───── ARTICLE

The Miss South Africa pageant maintained that Adetshina had fulfilled all the requirements to participate in the competition.

In October 2024, the Department of Home Affairs of South Africa revoked her South African identity documents following an investigation into her mother's origins.

In January 2026, Adetshina was arrested for illegally entering South Africa through the Lebombo border and is since fighting her deportation to her country of origin - Nigeria.

In August 2026, Adetshina's deportation case was postponed to February 2027, until the High Court has reviewed her application.

==== Aftermath ====
Due to the perceived victimisation of Adetshina by South Africans, the organizers of the Puebla Festival de las Ideas withdrew its invitations to the South African panelists and guests in 2024. The managers cited in its letter on X that the removal was due to South Africa's undermining of the very principle of justice and equality, as well as human dignity that the festival sought to maintain. The country was no longer listed as the featured country at the festival that took place in Mexico. Following the Miss Universe 2024 event, Chidimma stated of moving to settle in Nigeria. In a BBC Pidgin interview after the pageantry, Adetshina confirmed that she would be retiring from the beauty-queen phase of her life with a new focus on education.

──────────

* _ACTIONS TO TAKE_:
1. In the Adetshina text, which government department revoked her South African identity documents in October 2024?
2. Reproduce the Adetshina text starting at "In October 2024, the" and ending at "her mother's origins.", substituting "canceled" for "revoked".

───── INFORMATION SUPPLIED

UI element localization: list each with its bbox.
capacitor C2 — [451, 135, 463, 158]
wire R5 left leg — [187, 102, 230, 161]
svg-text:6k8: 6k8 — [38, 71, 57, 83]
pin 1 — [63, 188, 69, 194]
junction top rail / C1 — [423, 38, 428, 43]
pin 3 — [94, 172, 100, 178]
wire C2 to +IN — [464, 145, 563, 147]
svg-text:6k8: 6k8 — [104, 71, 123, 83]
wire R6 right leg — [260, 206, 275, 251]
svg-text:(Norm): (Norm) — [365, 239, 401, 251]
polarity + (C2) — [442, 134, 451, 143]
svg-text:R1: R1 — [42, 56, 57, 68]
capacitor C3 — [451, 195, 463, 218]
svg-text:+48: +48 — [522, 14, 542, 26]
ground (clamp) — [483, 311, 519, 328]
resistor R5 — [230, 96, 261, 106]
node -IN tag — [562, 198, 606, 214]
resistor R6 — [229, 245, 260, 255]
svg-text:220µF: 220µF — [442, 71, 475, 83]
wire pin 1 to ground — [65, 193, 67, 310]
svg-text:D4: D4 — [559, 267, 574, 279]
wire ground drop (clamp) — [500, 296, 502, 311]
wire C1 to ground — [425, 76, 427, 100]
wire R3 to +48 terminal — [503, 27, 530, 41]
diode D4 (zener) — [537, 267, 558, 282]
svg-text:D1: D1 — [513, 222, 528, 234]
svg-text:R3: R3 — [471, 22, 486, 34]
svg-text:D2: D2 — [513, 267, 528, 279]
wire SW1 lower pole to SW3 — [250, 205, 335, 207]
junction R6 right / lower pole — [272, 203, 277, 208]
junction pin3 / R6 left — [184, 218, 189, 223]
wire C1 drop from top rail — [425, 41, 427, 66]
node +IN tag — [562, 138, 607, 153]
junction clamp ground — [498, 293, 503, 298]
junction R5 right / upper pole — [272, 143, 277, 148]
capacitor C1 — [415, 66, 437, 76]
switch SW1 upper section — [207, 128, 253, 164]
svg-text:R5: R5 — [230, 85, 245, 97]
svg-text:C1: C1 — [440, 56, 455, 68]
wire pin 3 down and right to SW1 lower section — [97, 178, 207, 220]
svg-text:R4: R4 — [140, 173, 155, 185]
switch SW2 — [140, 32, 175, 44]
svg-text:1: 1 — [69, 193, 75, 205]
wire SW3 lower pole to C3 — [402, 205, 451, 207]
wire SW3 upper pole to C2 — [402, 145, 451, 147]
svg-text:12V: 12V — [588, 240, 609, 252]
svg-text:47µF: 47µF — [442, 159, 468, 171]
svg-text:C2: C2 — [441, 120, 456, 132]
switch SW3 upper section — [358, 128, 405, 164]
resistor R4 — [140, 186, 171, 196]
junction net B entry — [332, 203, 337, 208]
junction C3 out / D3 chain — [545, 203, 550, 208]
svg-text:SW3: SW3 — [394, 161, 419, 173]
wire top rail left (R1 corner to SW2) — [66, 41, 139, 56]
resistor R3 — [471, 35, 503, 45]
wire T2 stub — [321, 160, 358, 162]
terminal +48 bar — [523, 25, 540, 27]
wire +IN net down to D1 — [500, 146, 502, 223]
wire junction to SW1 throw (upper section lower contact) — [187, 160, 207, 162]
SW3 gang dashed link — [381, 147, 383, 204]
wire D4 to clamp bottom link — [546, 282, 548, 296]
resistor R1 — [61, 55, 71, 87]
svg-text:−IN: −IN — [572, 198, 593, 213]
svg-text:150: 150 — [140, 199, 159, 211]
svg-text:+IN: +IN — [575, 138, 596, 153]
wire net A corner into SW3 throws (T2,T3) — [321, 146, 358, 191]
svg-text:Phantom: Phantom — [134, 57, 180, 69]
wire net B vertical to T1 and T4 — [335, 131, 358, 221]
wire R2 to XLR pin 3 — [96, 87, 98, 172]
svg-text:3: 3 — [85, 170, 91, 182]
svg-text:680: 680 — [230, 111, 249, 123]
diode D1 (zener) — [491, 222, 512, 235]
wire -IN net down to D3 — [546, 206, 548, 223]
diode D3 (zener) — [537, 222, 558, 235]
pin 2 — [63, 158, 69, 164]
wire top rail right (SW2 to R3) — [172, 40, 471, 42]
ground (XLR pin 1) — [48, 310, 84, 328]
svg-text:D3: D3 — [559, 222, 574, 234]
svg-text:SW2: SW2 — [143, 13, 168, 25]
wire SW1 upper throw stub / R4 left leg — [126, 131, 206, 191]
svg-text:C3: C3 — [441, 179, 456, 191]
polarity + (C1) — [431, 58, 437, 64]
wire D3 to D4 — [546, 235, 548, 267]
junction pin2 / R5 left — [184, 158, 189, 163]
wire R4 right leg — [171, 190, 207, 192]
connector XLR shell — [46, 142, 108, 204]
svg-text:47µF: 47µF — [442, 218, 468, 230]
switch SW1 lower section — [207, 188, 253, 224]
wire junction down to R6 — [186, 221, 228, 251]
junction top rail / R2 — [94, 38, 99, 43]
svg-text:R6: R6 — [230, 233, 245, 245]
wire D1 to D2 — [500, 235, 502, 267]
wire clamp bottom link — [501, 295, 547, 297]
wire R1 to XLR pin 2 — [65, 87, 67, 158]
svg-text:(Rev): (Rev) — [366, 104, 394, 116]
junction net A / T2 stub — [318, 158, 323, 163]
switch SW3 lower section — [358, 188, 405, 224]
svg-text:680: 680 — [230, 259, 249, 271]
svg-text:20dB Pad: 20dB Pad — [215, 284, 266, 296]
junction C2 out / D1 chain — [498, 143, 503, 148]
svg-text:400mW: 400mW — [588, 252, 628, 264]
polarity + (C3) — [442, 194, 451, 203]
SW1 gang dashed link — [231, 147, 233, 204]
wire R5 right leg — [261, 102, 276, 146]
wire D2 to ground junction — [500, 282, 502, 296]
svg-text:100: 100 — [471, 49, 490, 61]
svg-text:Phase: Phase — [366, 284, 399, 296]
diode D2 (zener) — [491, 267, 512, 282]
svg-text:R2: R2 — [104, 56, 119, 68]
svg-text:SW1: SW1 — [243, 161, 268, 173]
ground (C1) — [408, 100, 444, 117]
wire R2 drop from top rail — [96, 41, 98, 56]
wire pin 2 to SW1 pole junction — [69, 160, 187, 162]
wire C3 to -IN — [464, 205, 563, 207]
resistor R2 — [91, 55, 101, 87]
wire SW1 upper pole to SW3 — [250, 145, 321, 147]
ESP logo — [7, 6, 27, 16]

──────────

* _FULL ANSWERS_:
1. The Department of Home Affairs of South Africa.

2.
In October 2024, the Department of Home Affairs of South Africa canceled her South African identity documents following an investigation into her mother's origins.